**TASK TO COMPLETE:** Produce an exact copy of all the records.
Start INFORMATION SUPPLIED
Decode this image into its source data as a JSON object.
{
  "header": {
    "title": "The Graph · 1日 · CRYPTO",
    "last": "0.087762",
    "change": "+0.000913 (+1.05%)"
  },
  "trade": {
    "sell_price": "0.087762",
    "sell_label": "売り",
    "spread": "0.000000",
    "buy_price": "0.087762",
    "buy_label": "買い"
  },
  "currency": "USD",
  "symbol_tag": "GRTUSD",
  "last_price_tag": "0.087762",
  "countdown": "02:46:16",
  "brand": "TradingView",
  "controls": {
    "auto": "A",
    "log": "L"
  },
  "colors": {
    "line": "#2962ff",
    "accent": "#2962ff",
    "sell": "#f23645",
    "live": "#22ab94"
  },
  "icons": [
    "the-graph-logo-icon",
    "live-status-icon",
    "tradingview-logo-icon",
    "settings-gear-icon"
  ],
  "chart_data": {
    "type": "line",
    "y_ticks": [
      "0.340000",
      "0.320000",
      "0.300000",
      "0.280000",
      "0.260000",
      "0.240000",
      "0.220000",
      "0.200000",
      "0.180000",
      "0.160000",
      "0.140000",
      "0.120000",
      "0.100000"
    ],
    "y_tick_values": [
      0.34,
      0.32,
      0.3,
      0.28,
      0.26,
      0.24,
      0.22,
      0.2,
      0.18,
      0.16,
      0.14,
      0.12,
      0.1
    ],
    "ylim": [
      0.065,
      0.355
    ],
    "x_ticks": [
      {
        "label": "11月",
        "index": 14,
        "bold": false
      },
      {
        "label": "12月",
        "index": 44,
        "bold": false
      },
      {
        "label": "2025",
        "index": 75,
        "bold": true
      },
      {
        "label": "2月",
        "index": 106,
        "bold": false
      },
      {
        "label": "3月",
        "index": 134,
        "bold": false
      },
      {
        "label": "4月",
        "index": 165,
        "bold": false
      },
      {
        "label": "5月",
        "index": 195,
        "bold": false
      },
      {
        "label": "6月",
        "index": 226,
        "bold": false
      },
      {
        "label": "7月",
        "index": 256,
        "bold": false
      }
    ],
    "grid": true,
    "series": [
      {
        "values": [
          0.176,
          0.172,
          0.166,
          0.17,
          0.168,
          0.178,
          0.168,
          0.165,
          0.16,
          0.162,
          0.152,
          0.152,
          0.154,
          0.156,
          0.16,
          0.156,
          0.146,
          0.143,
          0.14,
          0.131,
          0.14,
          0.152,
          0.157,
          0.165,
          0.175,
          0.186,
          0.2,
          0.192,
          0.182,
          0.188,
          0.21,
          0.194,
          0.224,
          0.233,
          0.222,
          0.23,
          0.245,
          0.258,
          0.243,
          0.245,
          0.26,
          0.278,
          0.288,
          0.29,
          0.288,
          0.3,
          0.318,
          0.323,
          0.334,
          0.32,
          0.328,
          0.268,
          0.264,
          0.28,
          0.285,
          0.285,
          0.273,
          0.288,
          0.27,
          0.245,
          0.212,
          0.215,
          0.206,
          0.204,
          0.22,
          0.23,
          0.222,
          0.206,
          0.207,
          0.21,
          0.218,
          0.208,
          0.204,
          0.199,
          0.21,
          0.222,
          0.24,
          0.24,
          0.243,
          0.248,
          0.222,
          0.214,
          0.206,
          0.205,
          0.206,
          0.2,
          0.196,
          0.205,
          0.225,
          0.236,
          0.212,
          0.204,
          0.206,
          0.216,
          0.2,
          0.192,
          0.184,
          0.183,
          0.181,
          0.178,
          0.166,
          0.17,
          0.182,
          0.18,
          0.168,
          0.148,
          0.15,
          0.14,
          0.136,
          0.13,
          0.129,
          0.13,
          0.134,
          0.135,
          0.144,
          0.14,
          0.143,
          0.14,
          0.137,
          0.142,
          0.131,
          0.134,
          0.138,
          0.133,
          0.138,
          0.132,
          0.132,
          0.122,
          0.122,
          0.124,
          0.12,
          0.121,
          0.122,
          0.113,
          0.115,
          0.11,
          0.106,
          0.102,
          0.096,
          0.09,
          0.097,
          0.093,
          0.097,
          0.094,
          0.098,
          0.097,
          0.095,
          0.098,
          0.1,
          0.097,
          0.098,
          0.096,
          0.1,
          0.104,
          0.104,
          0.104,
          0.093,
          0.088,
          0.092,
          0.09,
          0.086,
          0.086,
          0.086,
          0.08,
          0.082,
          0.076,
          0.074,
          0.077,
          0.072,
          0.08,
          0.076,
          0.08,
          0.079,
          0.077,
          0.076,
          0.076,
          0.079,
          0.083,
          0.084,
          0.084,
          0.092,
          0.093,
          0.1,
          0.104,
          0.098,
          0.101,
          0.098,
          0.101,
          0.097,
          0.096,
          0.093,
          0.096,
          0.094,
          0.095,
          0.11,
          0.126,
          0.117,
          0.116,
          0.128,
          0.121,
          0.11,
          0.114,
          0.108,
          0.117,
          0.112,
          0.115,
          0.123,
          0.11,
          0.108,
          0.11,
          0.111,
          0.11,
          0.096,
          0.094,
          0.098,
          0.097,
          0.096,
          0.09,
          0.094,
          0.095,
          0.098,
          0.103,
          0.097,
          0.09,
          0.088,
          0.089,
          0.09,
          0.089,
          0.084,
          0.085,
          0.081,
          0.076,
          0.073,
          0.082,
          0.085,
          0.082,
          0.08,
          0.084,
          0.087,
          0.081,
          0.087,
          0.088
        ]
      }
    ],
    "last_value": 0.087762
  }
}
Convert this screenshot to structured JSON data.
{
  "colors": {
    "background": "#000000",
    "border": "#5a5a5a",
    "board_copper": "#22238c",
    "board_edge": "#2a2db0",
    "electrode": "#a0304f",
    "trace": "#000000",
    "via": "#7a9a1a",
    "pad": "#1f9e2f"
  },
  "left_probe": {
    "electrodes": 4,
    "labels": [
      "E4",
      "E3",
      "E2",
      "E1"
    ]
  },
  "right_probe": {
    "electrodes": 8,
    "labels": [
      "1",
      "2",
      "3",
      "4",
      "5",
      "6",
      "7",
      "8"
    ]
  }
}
End INFORMATION SUPPLIED
**SOLUTION:**
Decode this image into its source data as a JSON object.
{
  "header": {
    "title": "The Graph · 1日 · CRYPTO",
    "last": "0.087762",
    "change": "+0.000913 (+1.05%)"
  },
  "trade": {
    "sell_price": "0.087762",
    "sell_label": "売り",
    "spread": "0.000000",
    "buy_price": "0.087762",
    "buy_label": "買い"
  },
  "currency": "USD",
  "symbol_tag": "GRTUSD",
  "last_price_tag": "0.087762",
  "countdown": "02:46:16",
  "brand": "TradingView",
  "controls": {
    "auto": "A",
    "log": "L"
  },
  "colors": {
    "line": "#2962ff",
    "accent": "#2962ff",
    "sell": "#f23645",
    "live": "#22ab94"
  },
  "icons": [
    "the-graph-logo-icon",
    "live-status-icon",
    "tradingview-logo-icon",
    "settings-gear-icon"
  ],
  "chart_data": {
    "type": "line",
    "y_ticks": [
      "0.340000",
      "0.320000",
      "0.300000",
      "0.280000",
      "0.260000",
      "0.240000",
      "0.220000",
      "0.200000",
      "0.180000",
      "0.160000",
      "0.140000",
      "0.120000",
      "0.100000"
    ],
    "y_tick_values": [
      0.34,
      0.32,
      0.3,
      0.28,
      0.26,
      0.24,
      0.22,
      0.2,
      0.18,
      0.16,
      0.14,
      0.12,
      0.1
    ],
    "ylim": [
      0.065,
      0.355
    ],
    "x_ticks": [
      {
        "label": "11月",
        "index": 14,
        "bold": false
      },
      {
        "label": "12月",
        "index": 44,
        "bold": false
      },
      {
        "label": "2025",
        "index": 75,
        "bold": true
      },
      {
        "label": "2月",
        "index": 106,
        "bold": false
      },
      {
        "label": "3月",
        "index": 134,
        "bold": false
      },
      {
        "label": "4月",
        "index": 165,
        "bold": false
      },
      {
        "label": "5月",
        "index": 195,
        "bold": false
      },
      {
        "label": "6月",
        "index": 226,
        "bold": false
      },
      {
        "label": "7月",
        "index": 256,
        "bold": false
      }
    ],
    "grid": true,
    "series": [
      {
        "values": [
          0.176,
          0.172,
          0.166,
          0.17,
          0.168,
          0.178,
          0.168,
          0.165,
          0.16,
          0.162,
          0.152,
          0.152,
          0.154,
          0.156,
          0.16,
          0.156,
          0.146,
          0.143,
          0.14,
          0.131,
          0.14,
          0.152,
          0.157,
          0.165,
          0.175,
          0.186,
          0.2,
          0.192,
          0.182,
          0.188,
          0.21,
          0.194,
          0.224,
          0.233,
          0.222,
          0.23,
          0.245,
          0.258,
          0.243,
          0.245,
          0.26,
          0.278,
          0.288,
          0.29,
          0.288,
          0.3,
          0.318,
          0.323,
          0.334,
          0.32,
          0.328,
          0.268,
          0.264,
          0.28,
          0.285,
          0.285,
          0.273,
          0.288,
          0.27,
          0.245,
          0.212,
          0.215,
          0.206,
          0.204,
          0.22,
          0.23,
          0.222,
          0.206,
          0.207,
          0.21,
          0.218,
          0.208,
          0.204,
          0.199,
          0.21,
          0.222,
          0.24,
          0.24,
          0.243,
          0.248,
          0.222,
          0.214,
          0.206,
          0.205,
          0.206,
          0.2,
          0.196,
          0.205,
          0.225,
          0.236,
          0.212,
          0.204,
          0.206,
          0.216,
          0.2,
          0.192,
          0.184,
          0.183,
          0.181,
          0.178,
          0.166,
          0.17,
          0.182,
          0.18,
          0.168,
          0.148,
          0.15,
          0.14,
          0.136,
          0.13,
          0.129,
          0.13,
          0.134,
          0.135,
          0.144,
          0.14,
          0.143,
          0.14,
          0.137,
          0.142,
          0.131,
          0.134,
          0.138,
          0.133,
          0.138,
          0.132,
          0.132,
          0.122,
          0.122,
          0.124,
          0.12,
          0.121,
          0.122,
          0.113,
          0.115,
          0.11,
          0.106,
          0.102,
          0.096,
          0.09,
          0.097,
          0.093,
          0.097,
          0.094,
          0.098,
          0.097,
          0.095,
          0.098,
          0.1,
          0.097,
          0.098,
          0.096,
          0.1,
          0.104,
          0.104,
          0.104,
          0.093,
          0.088,
          0.092,
          0.09,
          0.086,
          0.086,
          0.086,
          0.08,
          0.082,
          0.076,
          0.074,
          0.077,
          0.072,
          0.08,
          0.076,
          0.08,
          0.079,
          0.077,
          0.076,
          0.076,
          0.079,
          0.083,
          0.084,
          0.084,
          0.092,
          0.093,
          0.1,
          0.104,
          0.098,
          0.101,
          0.098,
          0.101,
          0.097,
          0.096,
          0.093,
          0.096,
          0.094,
          0.095,
          0.11,
          0.126,
          0.117,
          0.116,
          0.128,
          0.121,
          0.11,
          0.114,
          0.108,
          0.117,
          0.112,
          0.115,
          0.123,
          0.11,
          0.108,
          0.11,
          0.111,
          0.11,
          0.096,
          0.094,
          0.098,
          0.097,
          0.096,
          0.09,
          0.094,
          0.095,
          0.098,
          0.103,
          0.097,
          0.09,
          0.088,
          0.089,
          0.09,
          0.089,
          0.084,
          0.085,
          0.081,
          0.076,
          0.073,
          0.082,
          0.085,
          0.082,
          0.08,
          0.084,
          0.087,
          0.081,
          0.087,
          0.088
        ]
      }
    ],
    "last_value": 0.087762
  }
}
Convert this screenshot to structured JSON data.
{
  "colors": {
    "background": "#000000",
    "border": "#5a5a5a",
    "board_copper": "#22238c",
    "board_edge": "#2a2db0",
    "electrode": "#a0304f",
    "trace": "#000000",
    "via": "#7a9a1a",
    "pad": "#1f9e2f"
  },
  "left_probe": {
    "electrodes": 4,
    "labels": [
      "E4",
      "E3",
      "E2",
      "E1"
    ]
  },
  "right_probe": {
    "electrodes": 8,
    "labels": [
      "1",
      "2",
      "3",
      "4",
      "5",
      "6",
      "7",
      "8"
    ]
  }
}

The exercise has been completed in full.